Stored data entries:
— BEGIN —
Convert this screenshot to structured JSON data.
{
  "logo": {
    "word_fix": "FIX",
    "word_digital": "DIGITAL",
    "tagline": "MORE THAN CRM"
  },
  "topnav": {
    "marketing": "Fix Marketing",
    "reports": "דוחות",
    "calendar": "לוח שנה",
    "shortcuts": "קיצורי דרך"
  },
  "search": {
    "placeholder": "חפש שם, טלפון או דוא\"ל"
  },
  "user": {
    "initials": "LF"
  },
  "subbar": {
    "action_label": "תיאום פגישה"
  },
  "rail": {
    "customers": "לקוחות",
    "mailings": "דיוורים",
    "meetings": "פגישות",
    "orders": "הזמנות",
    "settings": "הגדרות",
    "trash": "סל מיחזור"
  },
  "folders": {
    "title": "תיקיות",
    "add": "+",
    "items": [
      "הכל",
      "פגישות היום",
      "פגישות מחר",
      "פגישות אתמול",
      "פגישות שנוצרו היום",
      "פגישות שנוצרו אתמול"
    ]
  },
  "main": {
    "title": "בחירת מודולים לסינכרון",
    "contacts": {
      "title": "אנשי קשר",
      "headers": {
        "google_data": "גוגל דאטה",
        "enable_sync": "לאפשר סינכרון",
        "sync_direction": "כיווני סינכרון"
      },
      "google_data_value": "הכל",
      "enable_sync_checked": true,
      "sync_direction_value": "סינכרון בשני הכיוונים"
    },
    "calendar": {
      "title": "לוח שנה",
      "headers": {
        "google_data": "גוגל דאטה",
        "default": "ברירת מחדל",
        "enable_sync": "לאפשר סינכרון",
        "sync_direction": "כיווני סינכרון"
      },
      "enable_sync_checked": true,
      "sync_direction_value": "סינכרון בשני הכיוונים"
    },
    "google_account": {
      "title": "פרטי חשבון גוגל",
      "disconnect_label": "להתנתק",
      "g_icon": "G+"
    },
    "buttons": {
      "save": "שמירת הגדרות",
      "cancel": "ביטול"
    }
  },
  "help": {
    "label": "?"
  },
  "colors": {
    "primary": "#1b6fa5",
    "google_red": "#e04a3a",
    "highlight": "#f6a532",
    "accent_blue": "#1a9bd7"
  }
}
— END —
• JOB: Copy out every line in the listing where the word "פגישות" appears.

• PROBLEM SOLUTION:
    "meetings": "פגישות",
      "פגישות היום",
      "פגישות מחר",
      "פגישות אתמול",
      "פגישות שנוצרו היום",
      "פגישות שנוצרו אתמול"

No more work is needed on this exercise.